━━ Data listing

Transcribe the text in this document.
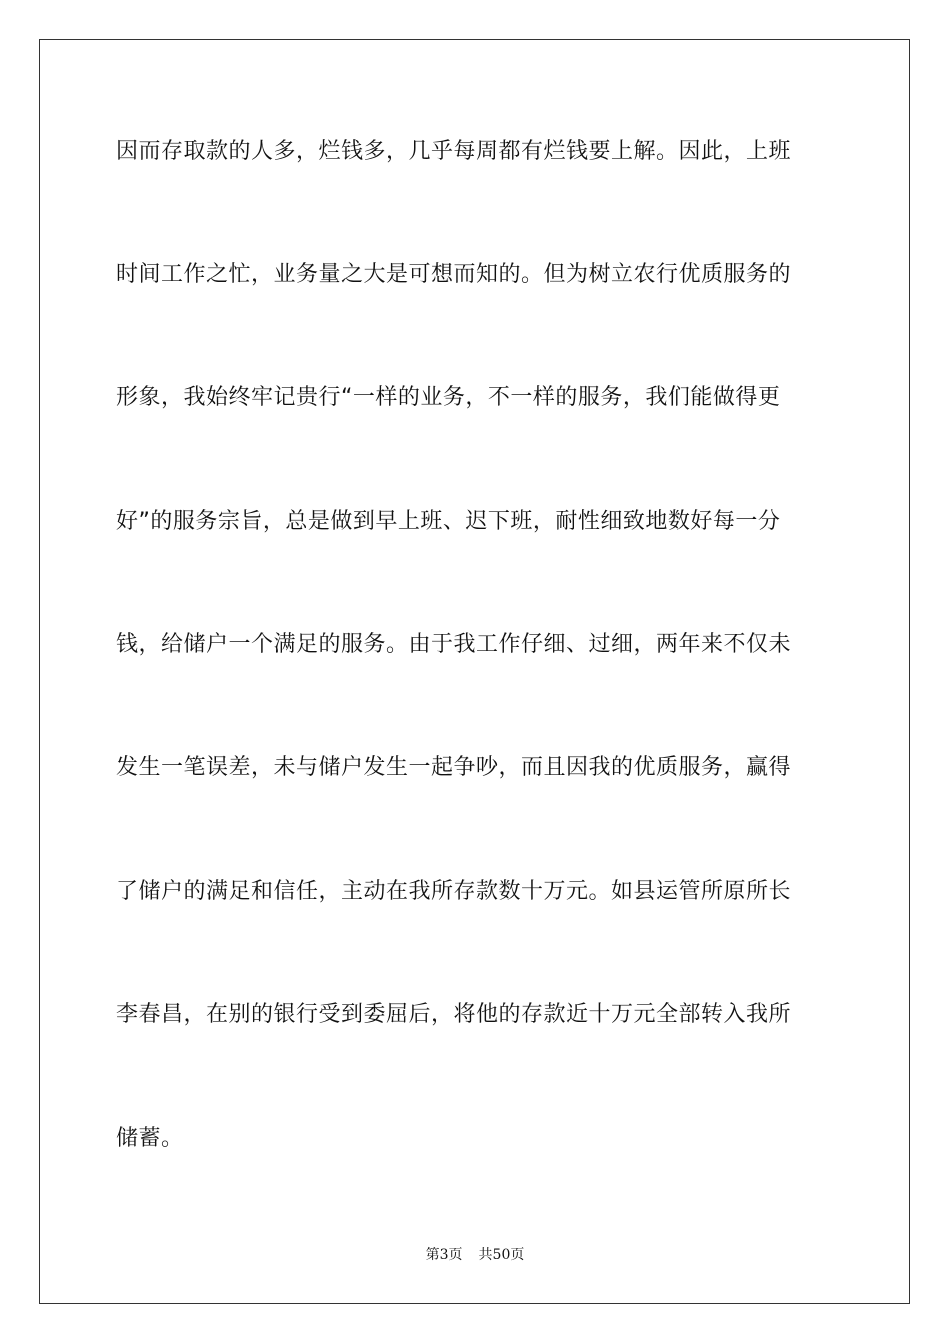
因而存取款的人多，烂钱多，几乎每周都有烂钱要上解。因此，上班
时间工作之忙，业务量之大是可想而知的。但为树立农行优质服务的
形象，我始终牢记贵行“一样的业务，不一样的服务，我们能做得更
好”的服务宗旨，总是做到早上班、迟下班，耐性细致地数好每一分
钱，给储户一个满足的服务。由于我工作仔细、过细，两年来不仅未
发生一笔误差，未与储户发生一起争吵，而且因我的优质服务，赢得
了储户的满足和信任，主动在我所存款数十万元。如县运管所原所长
李春昌，在别的银行受到委屈后，将他的存款近十万元全部转入我所
储蓄。
第3页 共50页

━━━━

Set task: Drop the images and repeat the data exactly.

Reply:
Transcribe the text in this document.
因而存取款的人多，烂钱多，几乎每周都有烂钱要上解。因此，上班
时间工作之忙，业务量之大是可想而知的。但为树立农行优质服务的
形象，我始终牢记贵行“一样的业务，不一样的服务，我们能做得更
好”的服务宗旨，总是做到早上班、迟下班，耐性细致地数好每一分
钱，给储户一个满足的服务。由于我工作仔细、过细，两年来不仅未
发生一笔误差，未与储户发生一起争吵，而且因我的优质服务，赢得
了储户的满足和信任，主动在我所存款数十万元。如县运管所原所长
李春昌，在别的银行受到委屈后，将他的存款近十万元全部转入我所
储蓄。
第3页 共50页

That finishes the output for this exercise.